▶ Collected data
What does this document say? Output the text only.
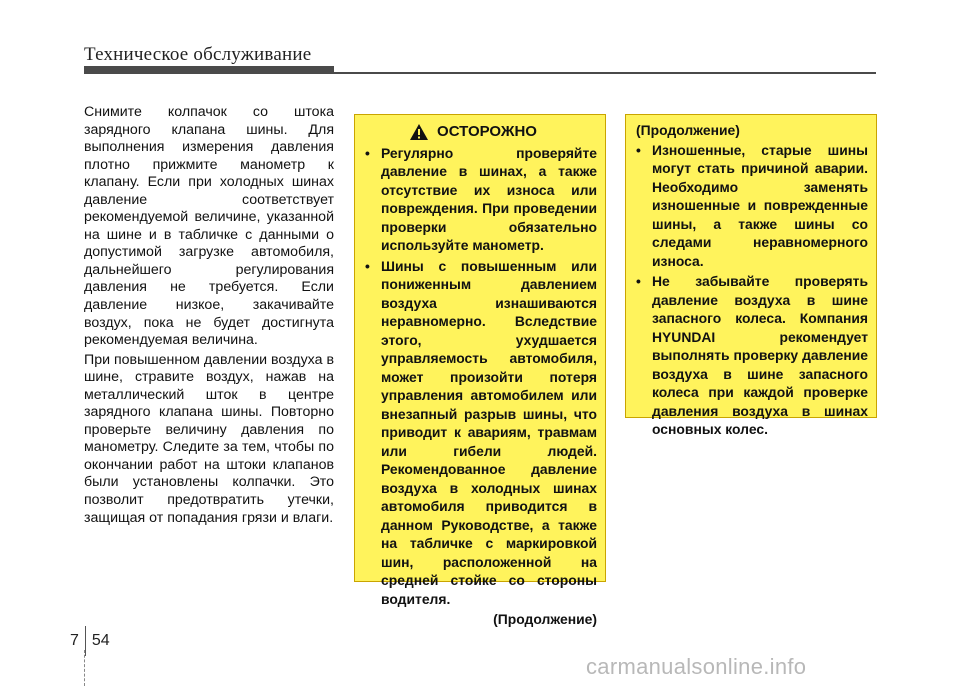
Техническое обслуживание

Снимите колпачок со штока зарядного клапана шины. Для выполнения измерения давления плотно прижмите манометр к клапану. Если при холодных шинах давление соответствует рекомендуемой величине, указанной на шине и в табличке с данными о допустимой загрузке автомобиля, дальнейшего регулирования давления не требуется. Если давление низкое, закачивайте воздух, пока не будет достигнута рекомендуемая величина.

При повышенном давлении воздуха в шине, стравите воздух, нажав на металлический шток в центре зарядного клапана шины. Повторно проверьте величину давления по манометру. Следите за тем, чтобы по окончании работ на штоки клапанов были установлены колпачки. Это позволит предотвратить утечки, защищая от попадания грязи и влаги.

ОСТОРОЖНО
• Регулярно проверяйте давление в шинах, а также отсутствие их износа или повреждения. При проведении проверки обязательно используйте манометр.
• Шины с повышенным или пониженным давлением воздуха изнашиваются неравномерно. Вследствие этого, ухудшается управляемость автомобиля, может произойти потеря управления автомобилем или внезапный разрыв шины, что приводит к авариям, травмам или гибели людей. Рекомендованное давление воздуха в холодных шинах автомобиля приводится в данном Руководстве, а также на табличке с маркировкой шин, расположенной на средней стойке со стороны водителя.
(Продолжение)
(Продолжение)
• Изношенные, старые шины могут стать причиной аварии. Необходимо заменять изношенные и поврежденные шины, а также шины со следами неравномерного износа.
• Не забывайте проверять давление воздуха в шине запасного колеса. Компания HYUNDAI рекомендует выполнять проверку давление воздуха в шине запасного колеса при каждой проверке давления воздуха в шинах основных колес.
7 54
carmanualsonline.info
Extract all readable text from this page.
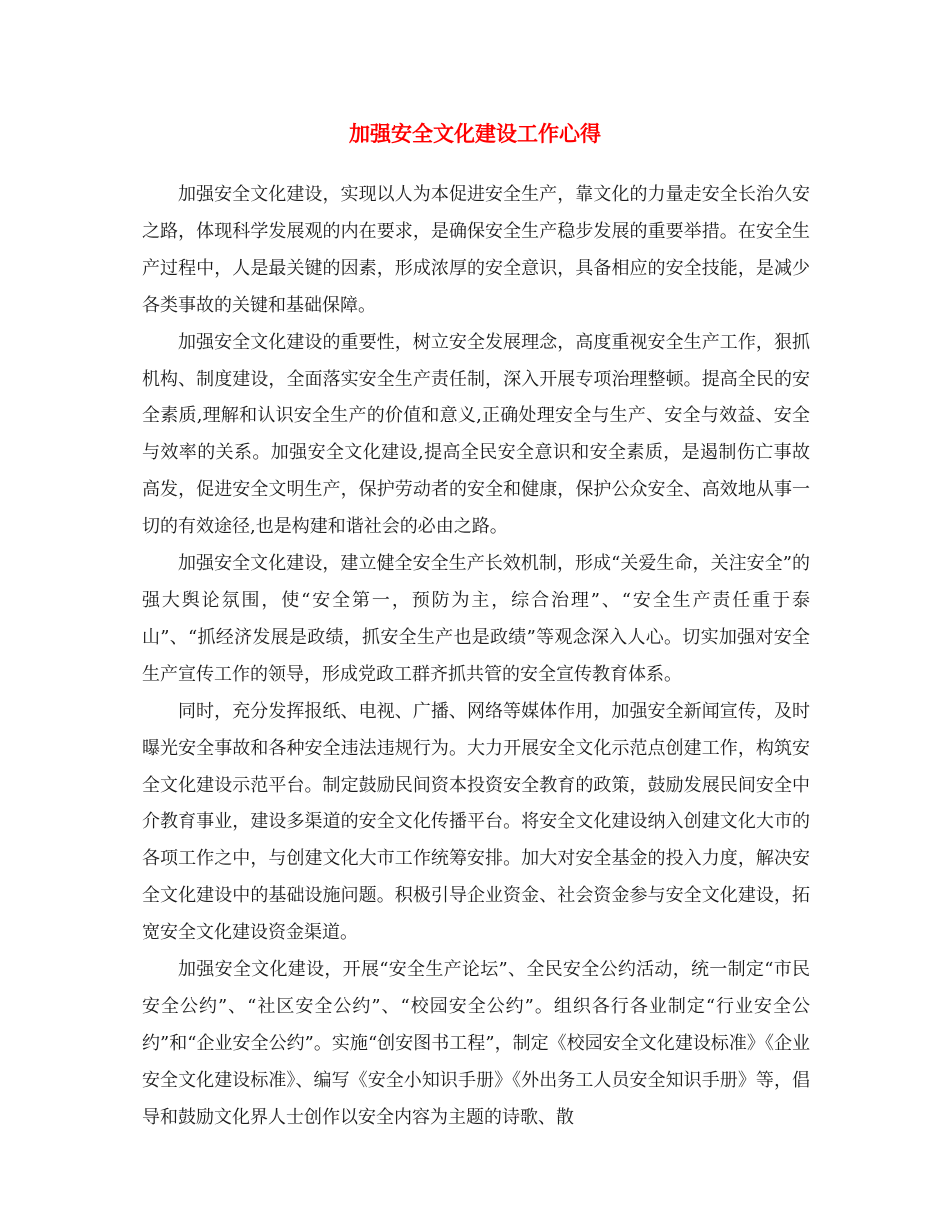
加强安全文化建设工作心得

加强安全文化建设，实现以人为本促进安全生产，靠文化的力量走安全长治久安之路，体现科学发展观的内在要求，是确保安全生产稳步发展的重要举措。在安全生产过程中，人是最关键的因素，形成浓厚的安全意识，具备相应的安全技能，是减少各类事故的关键和基础保障。

加强安全文化建设的重要性，树立安全发展理念，高度重视安全生产工作，狠抓机构、制度建设，全面落实安全生产责任制，深入开展专项治理整顿。提高全民的安全素质,理解和认识安全生产的价值和意义,正确处理安全与生产、安全与效益、安全与效率的关系。加强安全文化建设,提高全民安全意识和安全素质，是遏制伤亡事故高发，促进安全文明生产，保护劳动者的安全和健康，保护公众安全、高效地从事一切的有效途径,也是构建和谐社会的必由之路。

加强安全文化建设，建立健全安全生产长效机制，形成“关爱生命，关注安全”的强大舆论氛围，使“安全第一，预防为主，综合治理”、“安全生产责任重于泰山”、“抓经济发展是政绩，抓安全生产也是政绩”等观念深入人心。切实加强对安全生产宣传工作的领导，形成党政工群齐抓共管的安全宣传教育体系。

同时，充分发挥报纸、电视、广播、网络等媒体作用，加强安全新闻宣传，及时曝光安全事故和各种安全违法违规行为。大力开展安全文化示范点创建工作，构筑安全文化建设示范平台。制定鼓励民间资本投资安全教育的政策，鼓励发展民间安全中介教育事业，建设多渠道的安全文化传播平台。将安全文化建设纳入创建文化大市的各项工作之中，与创建文化大市工作统筹安排。加大对安全基金的投入力度，解决安全文化建设中的基础设施问题。积极引导企业资金、社会资金参与安全文化建设，拓宽安全文化建设资金渠道。

加强安全文化建设，开展“安全生产论坛”、全民安全公约活动，统一制定“市民安全公约”、“社区安全公约”、“校园安全公约”。组织各行各业制定“行业安全公约”和“企业安全公约”。实施“创安图书工程”，制定《校园安全文化建设标准》《企业安全文化建设标准》、编写《安全小知识手册》《外出务工人员安全知识手册》等，倡导和鼓励文化界人士创作以安全内容为主题的诗歌、散
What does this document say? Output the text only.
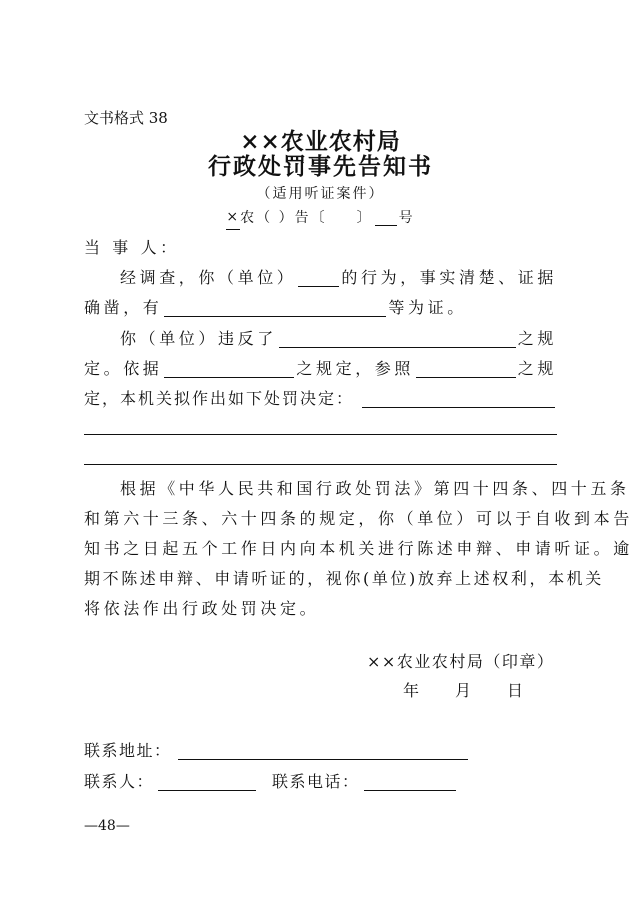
文书格式 38
××农业农村局
行政处罚事先告知书
（适用听证案件）
× 农（ ）告〔 〕 号
当 事 人：
经调查，你（单位）	的行为，事实清楚、证据
确凿，有	等为证。
你（单位）违反了	之规
定。依据	之规定，参照	之规
定，本机关拟作出如下处罚决定：
根据《中华人民共和国行政处罚法》第四十四条、四十五条
和第六十三条、六十四条的规定，你（单位）可以于自收到本告
知书之日起五个工作日内向本机关进行陈述申辩、申请听证。逾
期不陈述申辩、申请听证的，视你(单位)放弃上述权利，本机关
将依法作出行政处罚决定。
××农业农村局（印章）
年 月 日
联系地址：
联系人：	联系电话：
—48—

▶ Written request
Repeat the records word for word. Any picture in them should be left out.

▶ Exercise response
What does this document say? Output the text only.
Техническое обслуживание

Снимите колпачок со штока зарядного клапана шины. Для выполнения измерения давления плотно прижмите манометр к клапану. Если при холодных шинах давление соответствует рекомендуемой величине, указанной на шине и в табличке с данными о допустимой загрузке автомобиля, дальнейшего регулирования давления не требуется. Если давление низкое, закачивайте воздух, пока не будет достигнута рекомендуемая величина.

При повышенном давлении воздуха в шине, стравите воздух, нажав на металлический шток в центре зарядного клапана шины. Повторно проверьте величину давления по манометру. Следите за тем, чтобы по окончании работ на штоки клапанов были установлены колпачки. Это позволит предотвратить утечки, защищая от попадания грязи и влаги.

ОСТОРОЖНО
• Регулярно проверяйте давление в шинах, а также отсутствие их износа или повреждения. При проведении проверки обязательно используйте манометр.
• Шины с повышенным или пониженным давлением воздуха изнашиваются неравномерно. Вследствие этого, ухудшается управляемость автомобиля, может произойти потеря управления автомобилем или внезапный разрыв шины, что приводит к авариям, травмам или гибели людей. Рекомендованное давление воздуха в холодных шинах автомобиля приводится в данном Руководстве, а также на табличке с маркировкой шин, расположенной на средней стойке со стороны водителя.
(Продолжение)
(Продолжение)
• Изношенные, старые шины могут стать причиной аварии. Необходимо заменять изношенные и поврежденные шины, а также шины со следами неравномерного износа.
• Не забывайте проверять давление воздуха в шине запасного колеса. Компания HYUNDAI рекомендует выполнять проверку давление воздуха в шине запасного колеса при каждой проверке давления воздуха в шинах основных колес.
7 54
carmanualsonline.info
Extract all readable text from this page.
加强安全文化建设工作心得

加强安全文化建设，实现以人为本促进安全生产，靠文化的力量走安全长治久安之路，体现科学发展观的内在要求，是确保安全生产稳步发展的重要举措。在安全生产过程中，人是最关键的因素，形成浓厚的安全意识，具备相应的安全技能，是减少各类事故的关键和基础保障。

加强安全文化建设的重要性，树立安全发展理念，高度重视安全生产工作，狠抓机构、制度建设，全面落实安全生产责任制，深入开展专项治理整顿。提高全民的安全素质,理解和认识安全生产的价值和意义,正确处理安全与生产、安全与效益、安全与效率的关系。加强安全文化建设,提高全民安全意识和安全素质，是遏制伤亡事故高发，促进安全文明生产，保护劳动者的安全和健康，保护公众安全、高效地从事一切的有效途径,也是构建和谐社会的必由之路。

加强安全文化建设，建立健全安全生产长效机制，形成“关爱生命，关注安全”的强大舆论氛围，使“安全第一，预防为主，综合治理”、“安全生产责任重于泰山”、“抓经济发展是政绩，抓安全生产也是政绩”等观念深入人心。切实加强对安全生产宣传工作的领导，形成党政工群齐抓共管的安全宣传教育体系。

同时，充分发挥报纸、电视、广播、网络等媒体作用，加强安全新闻宣传，及时曝光安全事故和各种安全违法违规行为。大力开展安全文化示范点创建工作，构筑安全文化建设示范平台。制定鼓励民间资本投资安全教育的政策，鼓励发展民间安全中介教育事业，建设多渠道的安全文化传播平台。将安全文化建设纳入创建文化大市的各项工作之中，与创建文化大市工作统筹安排。加大对安全基金的投入力度，解决安全文化建设中的基础设施问题。积极引导企业资金、社会资金参与安全文化建设，拓宽安全文化建设资金渠道。

加强安全文化建设，开展“安全生产论坛”、全民安全公约活动，统一制定“市民安全公约”、“社区安全公约”、“校园安全公约”。组织各行各业制定“行业安全公约”和“企业安全公约”。实施“创安图书工程”，制定《校园安全文化建设标准》《企业安全文化建设标准》、编写《安全小知识手册》《外出务工人员安全知识手册》等，倡导和鼓励文化界人士创作以安全内容为主题的诗歌、散
What does this document say? Output the text only.
文书格式 38
××农业农村局
行政处罚事先告知书
（适用听证案件）
× 农（ ）告〔 〕 号
当 事 人：
经调查，你（单位）	的行为，事实清楚、证据
确凿，有	等为证。
你（单位）违反了	之规
定。依据	之规定，参照	之规
定，本机关拟作出如下处罚决定：
根据《中华人民共和国行政处罚法》第四十四条、四十五条
和第六十三条、六十四条的规定，你（单位）可以于自收到本告
知书之日起五个工作日内向本机关进行陈述申辩、申请听证。逾
期不陈述申辩、申请听证的，视你(单位)放弃上述权利，本机关
将依法作出行政处罚决定。
××农业农村局（印章）
年 月 日
联系地址：
联系人：	联系电话：
—48—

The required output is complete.